======== Source records ========
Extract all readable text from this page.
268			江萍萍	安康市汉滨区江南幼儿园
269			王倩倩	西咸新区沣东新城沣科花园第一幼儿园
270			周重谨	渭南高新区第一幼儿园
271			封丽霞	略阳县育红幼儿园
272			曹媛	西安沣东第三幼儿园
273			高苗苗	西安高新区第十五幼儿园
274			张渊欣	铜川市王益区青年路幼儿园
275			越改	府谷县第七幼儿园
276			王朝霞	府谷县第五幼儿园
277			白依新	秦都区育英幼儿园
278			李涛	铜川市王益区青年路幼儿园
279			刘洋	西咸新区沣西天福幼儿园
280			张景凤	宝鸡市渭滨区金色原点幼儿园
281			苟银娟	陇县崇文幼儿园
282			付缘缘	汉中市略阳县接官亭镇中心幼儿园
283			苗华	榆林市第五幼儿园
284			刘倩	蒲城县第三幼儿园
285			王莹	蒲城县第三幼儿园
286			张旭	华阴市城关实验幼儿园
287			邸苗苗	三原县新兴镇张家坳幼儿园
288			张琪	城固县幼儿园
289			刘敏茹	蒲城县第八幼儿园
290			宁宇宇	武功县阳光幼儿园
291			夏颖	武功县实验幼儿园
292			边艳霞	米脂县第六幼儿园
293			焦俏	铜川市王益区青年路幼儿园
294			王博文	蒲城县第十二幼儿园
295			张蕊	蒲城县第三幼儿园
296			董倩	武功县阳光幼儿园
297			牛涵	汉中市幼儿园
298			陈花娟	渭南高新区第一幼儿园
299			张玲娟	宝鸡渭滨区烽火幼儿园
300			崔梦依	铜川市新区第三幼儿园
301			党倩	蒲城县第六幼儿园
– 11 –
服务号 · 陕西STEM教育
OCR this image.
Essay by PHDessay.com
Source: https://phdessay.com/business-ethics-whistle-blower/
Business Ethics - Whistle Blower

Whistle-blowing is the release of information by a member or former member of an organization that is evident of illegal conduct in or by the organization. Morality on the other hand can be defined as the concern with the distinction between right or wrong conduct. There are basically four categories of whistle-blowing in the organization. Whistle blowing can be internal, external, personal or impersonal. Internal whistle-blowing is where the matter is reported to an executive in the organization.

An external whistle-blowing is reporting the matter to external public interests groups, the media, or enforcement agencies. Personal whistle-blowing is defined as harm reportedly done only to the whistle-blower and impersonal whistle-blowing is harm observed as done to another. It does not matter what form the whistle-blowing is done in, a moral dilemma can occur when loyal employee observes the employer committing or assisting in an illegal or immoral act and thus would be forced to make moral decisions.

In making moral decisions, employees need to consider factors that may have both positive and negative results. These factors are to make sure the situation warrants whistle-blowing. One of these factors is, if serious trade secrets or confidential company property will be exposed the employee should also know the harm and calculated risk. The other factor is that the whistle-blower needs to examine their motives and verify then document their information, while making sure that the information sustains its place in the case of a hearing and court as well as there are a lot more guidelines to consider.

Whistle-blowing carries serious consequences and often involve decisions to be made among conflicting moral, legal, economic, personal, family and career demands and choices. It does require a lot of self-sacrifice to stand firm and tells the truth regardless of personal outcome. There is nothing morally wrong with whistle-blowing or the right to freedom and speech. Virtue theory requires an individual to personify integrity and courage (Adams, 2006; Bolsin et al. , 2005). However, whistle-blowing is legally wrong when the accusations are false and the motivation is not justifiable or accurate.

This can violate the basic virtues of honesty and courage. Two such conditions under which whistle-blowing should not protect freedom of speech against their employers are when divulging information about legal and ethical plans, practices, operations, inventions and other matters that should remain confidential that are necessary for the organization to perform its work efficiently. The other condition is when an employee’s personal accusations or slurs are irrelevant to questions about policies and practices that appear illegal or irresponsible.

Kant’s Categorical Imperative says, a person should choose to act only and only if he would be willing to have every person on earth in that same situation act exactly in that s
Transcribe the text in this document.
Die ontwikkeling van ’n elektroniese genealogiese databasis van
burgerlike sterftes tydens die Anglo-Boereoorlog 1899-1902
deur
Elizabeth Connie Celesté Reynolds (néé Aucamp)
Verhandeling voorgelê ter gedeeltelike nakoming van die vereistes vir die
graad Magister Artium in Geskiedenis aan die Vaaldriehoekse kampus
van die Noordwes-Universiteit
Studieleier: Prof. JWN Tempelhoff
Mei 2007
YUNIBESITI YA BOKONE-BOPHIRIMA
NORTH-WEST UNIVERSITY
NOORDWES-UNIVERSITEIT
========
_Goal_: Copy every line verbatim.

_Task output_:
Extract all readable text from this page.
268			江萍萍	安康市汉滨区江南幼儿园
269			王倩倩	西咸新区沣东新城沣科花园第一幼儿园
270			周重谨	渭南高新区第一幼儿园
271			封丽霞	略阳县育红幼儿园
272			曹媛	西安沣东第三幼儿园
273			高苗苗	西安高新区第十五幼儿园
274			张渊欣	铜川市王益区青年路幼儿园
275			越改	府谷县第七幼儿园
276			王朝霞	府谷县第五幼儿园
277			白依新	秦都区育英幼儿园
278			李涛	铜川市王益区青年路幼儿园
279			刘洋	西咸新区沣西天福幼儿园
280			张景凤	宝鸡市渭滨区金色原点幼儿园
281			苟银娟	陇县崇文幼儿园
282			付缘缘	汉中市略阳县接官亭镇中心幼儿园
283			苗华	榆林市第五幼儿园
284			刘倩	蒲城县第三幼儿园
285			王莹	蒲城县第三幼儿园
286			张旭	华阴市城关实验幼儿园
287			邸苗苗	三原县新兴镇张家坳幼儿园
288			张琪	城固县幼儿园
289			刘敏茹	蒲城县第八幼儿园
290			宁宇宇	武功县阳光幼儿园
291			夏颖	武功县实验幼儿园
292			边艳霞	米脂县第六幼儿园
293			焦俏	铜川市王益区青年路幼儿园
294			王博文	蒲城县第十二幼儿园
295			张蕊	蒲城县第三幼儿园
296			董倩	武功县阳光幼儿园
297			牛涵	汉中市幼儿园
298			陈花娟	渭南高新区第一幼儿园
299			张玲娟	宝鸡渭滨区烽火幼儿园
300			崔梦依	铜川市新区第三幼儿园
301			党倩	蒲城县第六幼儿园
– 11 –
服务号 · 陕西STEM教育
OCR this image.
Essay by PHDessay.com
Source: https://phdessay.com/business-ethics-whistle-blower/
Business Ethics - Whistle Blower

Whistle-blowing is the release of information by a member or former member of an organization that is evident of illegal conduct in or by the organization. Morality on the other hand can be defined as the concern with the distinction between right or wrong conduct. There are basically four categories of whistle-blowing in the organization. Whistle blowing can be internal, external, personal or impersonal. Internal whistle-blowing is where the matter is reported to an executive in the organization.

An external whistle-blowing is reporting the matter to external public interests groups, the media, or enforcement agencies. Personal whistle-blowing is defined as harm reportedly done only to the whistle-blower and impersonal whistle-blowing is harm observed as done to another. It does not matter what form the whistle-blowing is done in, a moral dilemma can occur when loyal employee observes the employer committing or assisting in an illegal or immoral act and thus would be forced to make moral decisions.

In making moral decisions, employees need to consider factors that may have both positive and negative results. These factors are to make sure the situation warrants whistle-blowing. One of these factors is, if serious trade secrets or confidential company property will be exposed the employee should also know the harm and calculated risk. The other factor is that the whistle-blower needs to examine their motives and verify then document their information, while making sure that the information sustains its place in the case of a hearing and court as well as there are a lot more guidelines to consider.

Whistle-blowing carries serious consequences and often involve decisions to be made among conflicting moral, legal, economic, personal, family and career demands and choices. It does require a lot of self-sacrifice to stand firm and tells the truth regardless of personal outcome. There is nothing morally wrong with whistle-blowing or the right to freedom and speech. Virtue theory requires an individual to personify integrity and courage (Adams, 2006; Bolsin et al. , 2005). However, whistle-blowing is legally wrong when the accusations are false and the motivation is not justifiable or accurate.

This can violate the basic virtues of honesty and courage. Two such conditions under which whistle-blowing should not protect freedom of speech against their employers are when divulging information about legal and ethical plans, practices, operations, inventions and other matters that should remain confidential that are necessary for the organization to perform its work efficiently. The other condition is when an employee’s personal accusations or slurs are irrelevant to questions about policies and practices that appear illegal or irresponsible.

Kant’s Categorical Imperative says, a person should choose to act only and only if he would be willing to have every person on earth in that same situation act exactly in that s
Transcribe the text in this document.
Die ontwikkeling van ’n elektroniese genealogiese databasis van
burgerlike sterftes tydens die Anglo-Boereoorlog 1899-1902
deur
Elizabeth Connie Celesté Reynolds (néé Aucamp)
Verhandeling voorgelê ter gedeeltelike nakoming van die vereistes vir die
graad Magister Artium in Geskiedenis aan die Vaaldriehoekse kampus
van die Noordwes-Universiteit
Studieleier: Prof. JWN Tempelhoff
Mei 2007
YUNIBESITI YA BOKONE-BOPHIRIMA
NORTH-WEST UNIVERSITY
NOORDWES-UNIVERSITEIT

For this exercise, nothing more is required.